## PROBLEM DETAILS
Which lines below hold the word "axis"? Report each one.

## DATASET ROWS
--- start ---
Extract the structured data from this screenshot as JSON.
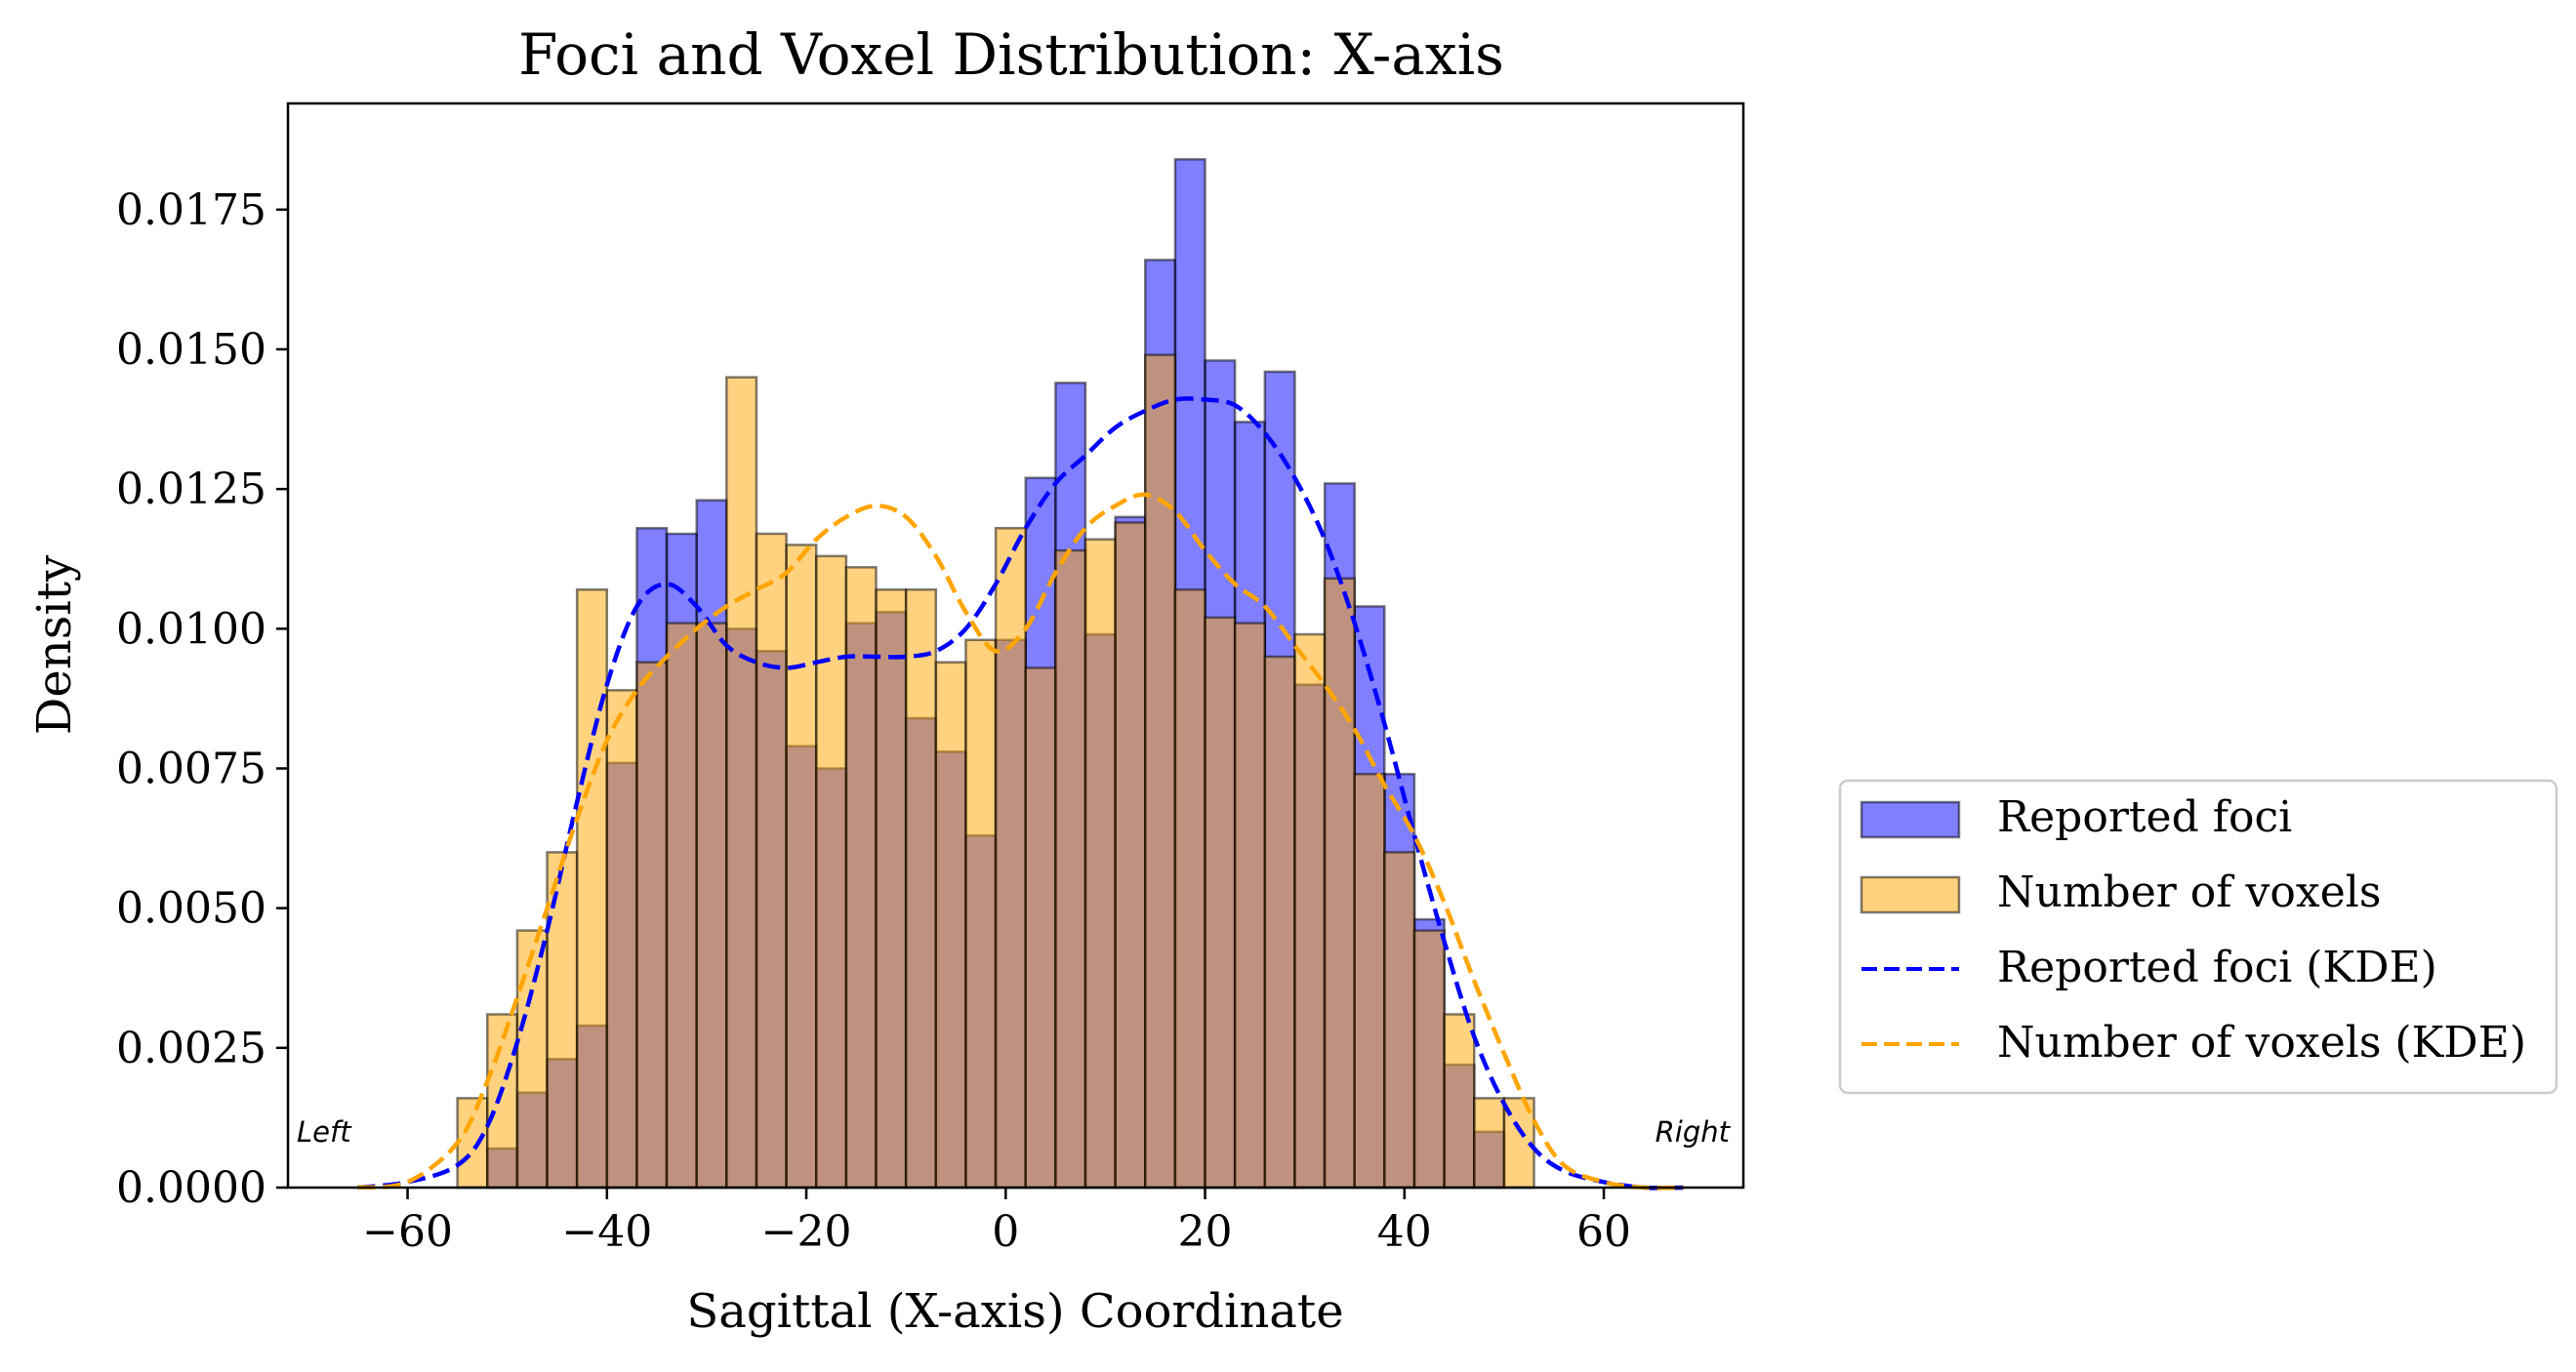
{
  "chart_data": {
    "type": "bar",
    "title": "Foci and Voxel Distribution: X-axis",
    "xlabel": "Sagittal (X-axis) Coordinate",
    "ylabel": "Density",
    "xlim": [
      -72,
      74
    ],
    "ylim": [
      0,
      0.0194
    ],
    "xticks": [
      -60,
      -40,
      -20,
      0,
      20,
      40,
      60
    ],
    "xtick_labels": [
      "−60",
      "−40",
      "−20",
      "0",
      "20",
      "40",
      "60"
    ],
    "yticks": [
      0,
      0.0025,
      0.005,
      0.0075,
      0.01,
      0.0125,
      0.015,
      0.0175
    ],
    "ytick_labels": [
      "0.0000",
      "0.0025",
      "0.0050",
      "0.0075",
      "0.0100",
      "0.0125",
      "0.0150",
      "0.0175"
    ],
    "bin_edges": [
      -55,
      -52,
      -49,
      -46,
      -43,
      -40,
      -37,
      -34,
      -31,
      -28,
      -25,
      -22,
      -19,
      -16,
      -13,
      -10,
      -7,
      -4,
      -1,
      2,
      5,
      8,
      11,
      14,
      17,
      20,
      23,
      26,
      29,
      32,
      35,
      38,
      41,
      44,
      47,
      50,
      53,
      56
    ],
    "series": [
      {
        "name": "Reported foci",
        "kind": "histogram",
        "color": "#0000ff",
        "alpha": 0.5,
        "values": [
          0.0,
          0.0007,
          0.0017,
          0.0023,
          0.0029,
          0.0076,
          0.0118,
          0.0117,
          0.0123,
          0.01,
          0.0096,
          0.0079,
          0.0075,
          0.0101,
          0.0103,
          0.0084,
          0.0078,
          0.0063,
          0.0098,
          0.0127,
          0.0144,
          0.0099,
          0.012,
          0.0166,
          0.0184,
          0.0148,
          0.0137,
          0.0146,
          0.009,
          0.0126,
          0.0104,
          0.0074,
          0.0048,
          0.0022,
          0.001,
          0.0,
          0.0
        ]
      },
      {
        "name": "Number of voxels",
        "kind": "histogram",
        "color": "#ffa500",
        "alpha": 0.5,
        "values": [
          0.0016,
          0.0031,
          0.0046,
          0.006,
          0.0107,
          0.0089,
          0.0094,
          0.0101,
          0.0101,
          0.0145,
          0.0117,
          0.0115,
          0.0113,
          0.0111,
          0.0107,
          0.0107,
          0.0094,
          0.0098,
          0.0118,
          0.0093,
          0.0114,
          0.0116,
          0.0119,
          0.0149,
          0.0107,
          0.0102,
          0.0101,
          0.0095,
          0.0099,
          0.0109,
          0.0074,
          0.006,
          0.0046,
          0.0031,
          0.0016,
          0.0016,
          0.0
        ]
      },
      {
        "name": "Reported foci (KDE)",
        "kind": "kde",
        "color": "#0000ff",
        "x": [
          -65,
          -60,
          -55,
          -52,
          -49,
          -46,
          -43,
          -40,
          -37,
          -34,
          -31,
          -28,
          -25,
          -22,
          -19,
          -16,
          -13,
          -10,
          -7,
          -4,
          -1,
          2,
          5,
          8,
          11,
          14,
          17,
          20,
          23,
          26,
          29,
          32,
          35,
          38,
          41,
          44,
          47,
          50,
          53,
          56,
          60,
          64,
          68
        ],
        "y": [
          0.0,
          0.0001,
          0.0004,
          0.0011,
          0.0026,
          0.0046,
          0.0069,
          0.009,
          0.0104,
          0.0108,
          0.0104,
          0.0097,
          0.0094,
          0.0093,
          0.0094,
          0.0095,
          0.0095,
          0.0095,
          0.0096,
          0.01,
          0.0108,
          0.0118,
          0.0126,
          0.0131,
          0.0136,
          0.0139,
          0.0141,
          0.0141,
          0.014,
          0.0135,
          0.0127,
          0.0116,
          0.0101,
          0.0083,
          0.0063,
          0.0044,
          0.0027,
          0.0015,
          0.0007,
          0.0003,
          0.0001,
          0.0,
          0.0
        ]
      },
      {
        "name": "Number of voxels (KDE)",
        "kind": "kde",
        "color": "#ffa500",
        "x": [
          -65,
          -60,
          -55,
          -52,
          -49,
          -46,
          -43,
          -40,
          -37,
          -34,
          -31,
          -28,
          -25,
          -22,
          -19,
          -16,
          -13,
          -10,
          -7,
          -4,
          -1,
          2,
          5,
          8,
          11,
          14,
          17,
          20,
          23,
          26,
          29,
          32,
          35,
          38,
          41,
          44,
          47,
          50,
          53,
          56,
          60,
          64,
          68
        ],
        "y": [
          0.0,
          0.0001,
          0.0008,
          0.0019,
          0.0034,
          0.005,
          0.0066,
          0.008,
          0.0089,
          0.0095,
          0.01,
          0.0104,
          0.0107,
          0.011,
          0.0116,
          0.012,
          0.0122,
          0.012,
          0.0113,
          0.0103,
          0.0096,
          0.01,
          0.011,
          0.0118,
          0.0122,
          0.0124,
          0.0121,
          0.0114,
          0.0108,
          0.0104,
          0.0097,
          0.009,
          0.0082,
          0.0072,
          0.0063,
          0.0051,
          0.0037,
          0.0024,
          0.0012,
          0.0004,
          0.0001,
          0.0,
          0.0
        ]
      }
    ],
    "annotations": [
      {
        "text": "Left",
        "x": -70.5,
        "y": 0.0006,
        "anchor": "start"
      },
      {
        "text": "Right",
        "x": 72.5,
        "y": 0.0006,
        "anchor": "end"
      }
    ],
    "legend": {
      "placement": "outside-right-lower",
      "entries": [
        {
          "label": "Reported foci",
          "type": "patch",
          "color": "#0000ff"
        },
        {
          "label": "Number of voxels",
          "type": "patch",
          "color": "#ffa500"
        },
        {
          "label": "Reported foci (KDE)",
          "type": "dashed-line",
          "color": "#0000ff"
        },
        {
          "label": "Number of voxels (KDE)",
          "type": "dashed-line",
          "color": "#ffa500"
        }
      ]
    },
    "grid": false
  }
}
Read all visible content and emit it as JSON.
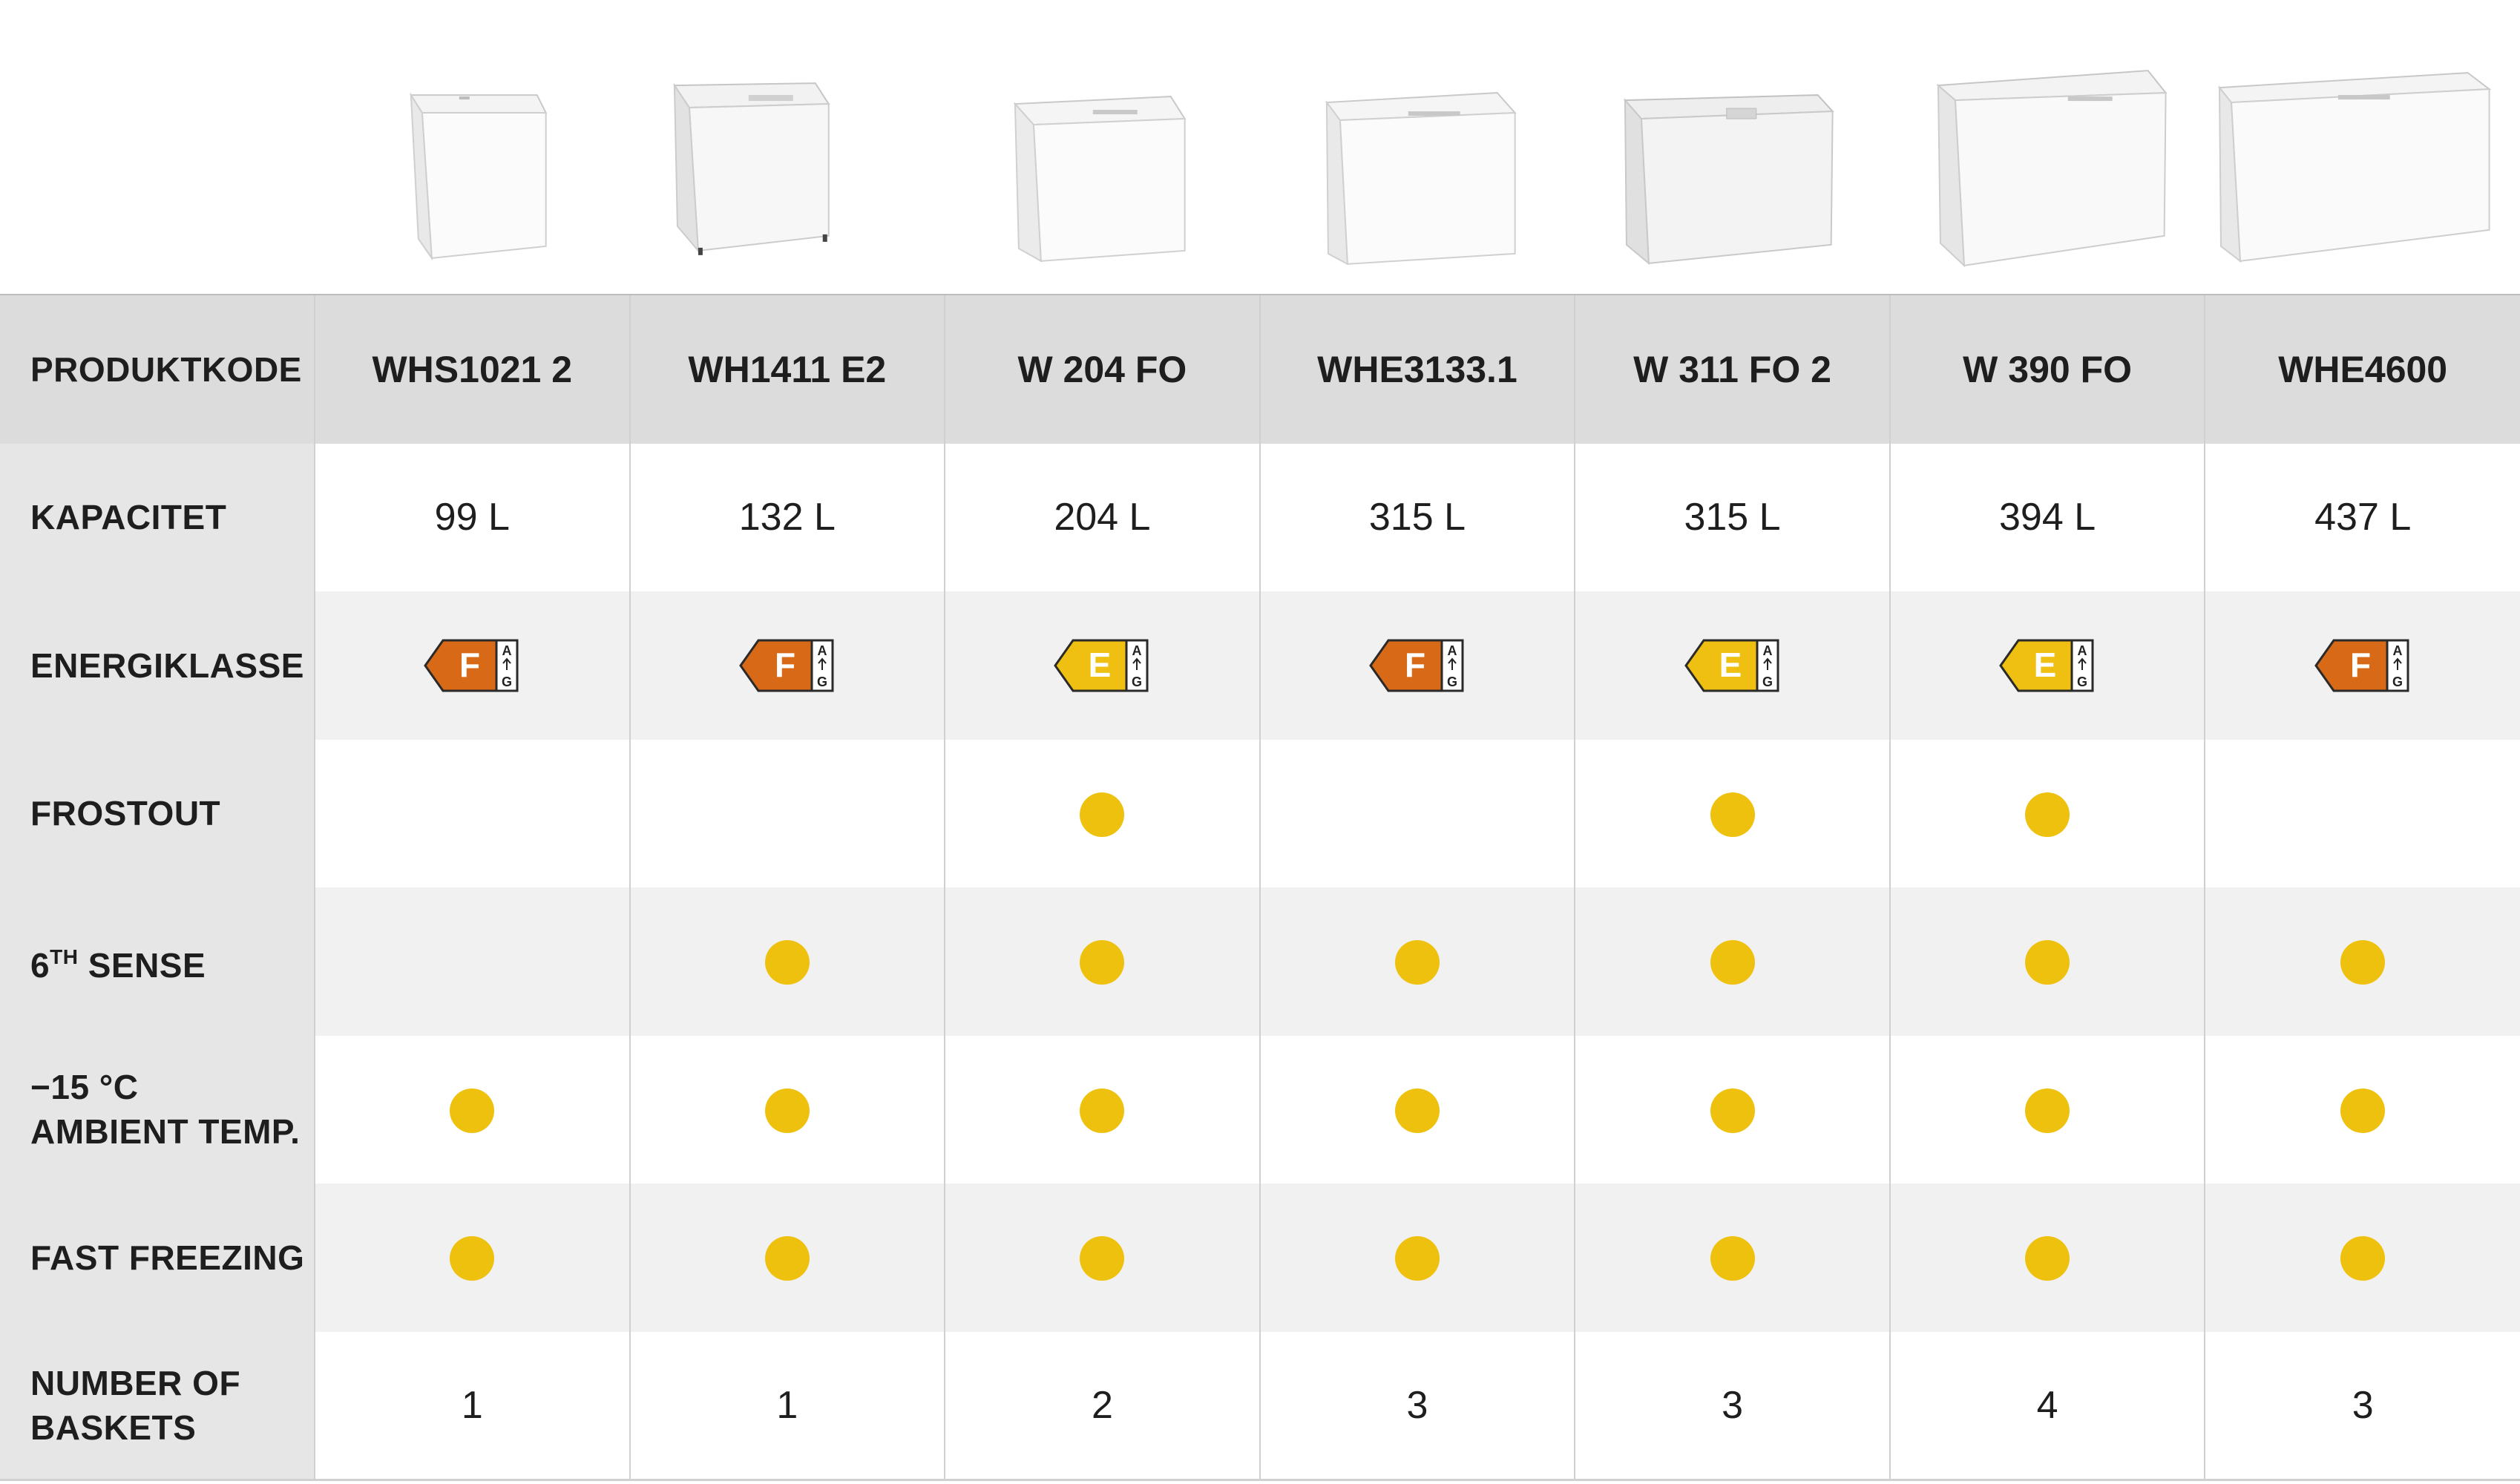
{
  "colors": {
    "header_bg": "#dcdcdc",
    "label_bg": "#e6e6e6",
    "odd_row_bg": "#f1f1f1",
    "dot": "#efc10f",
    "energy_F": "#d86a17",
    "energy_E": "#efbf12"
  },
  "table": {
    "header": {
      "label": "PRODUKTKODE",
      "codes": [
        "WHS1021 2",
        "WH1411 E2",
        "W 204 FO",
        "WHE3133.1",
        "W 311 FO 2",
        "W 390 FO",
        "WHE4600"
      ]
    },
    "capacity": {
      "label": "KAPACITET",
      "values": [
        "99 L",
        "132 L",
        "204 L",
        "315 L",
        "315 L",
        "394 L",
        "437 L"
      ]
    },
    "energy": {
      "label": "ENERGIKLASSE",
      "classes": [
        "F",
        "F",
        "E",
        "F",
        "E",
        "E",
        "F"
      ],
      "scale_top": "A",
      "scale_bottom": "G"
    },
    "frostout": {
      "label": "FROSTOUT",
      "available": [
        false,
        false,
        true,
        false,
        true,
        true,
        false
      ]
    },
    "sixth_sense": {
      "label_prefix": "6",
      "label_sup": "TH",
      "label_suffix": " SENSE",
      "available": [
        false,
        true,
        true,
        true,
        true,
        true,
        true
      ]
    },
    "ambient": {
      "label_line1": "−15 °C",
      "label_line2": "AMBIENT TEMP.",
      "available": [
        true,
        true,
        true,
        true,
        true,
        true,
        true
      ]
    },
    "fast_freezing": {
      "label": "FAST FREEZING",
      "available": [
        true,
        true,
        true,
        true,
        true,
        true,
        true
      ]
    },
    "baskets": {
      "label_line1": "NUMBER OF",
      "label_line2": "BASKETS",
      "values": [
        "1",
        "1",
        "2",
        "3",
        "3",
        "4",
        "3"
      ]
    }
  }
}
--- end ---
## RESULT OF THIS TASK
    "title": "Foci and Voxel Distribution: X-axis",
    "xlabel": "Sagittal (X-axis) Coordinate",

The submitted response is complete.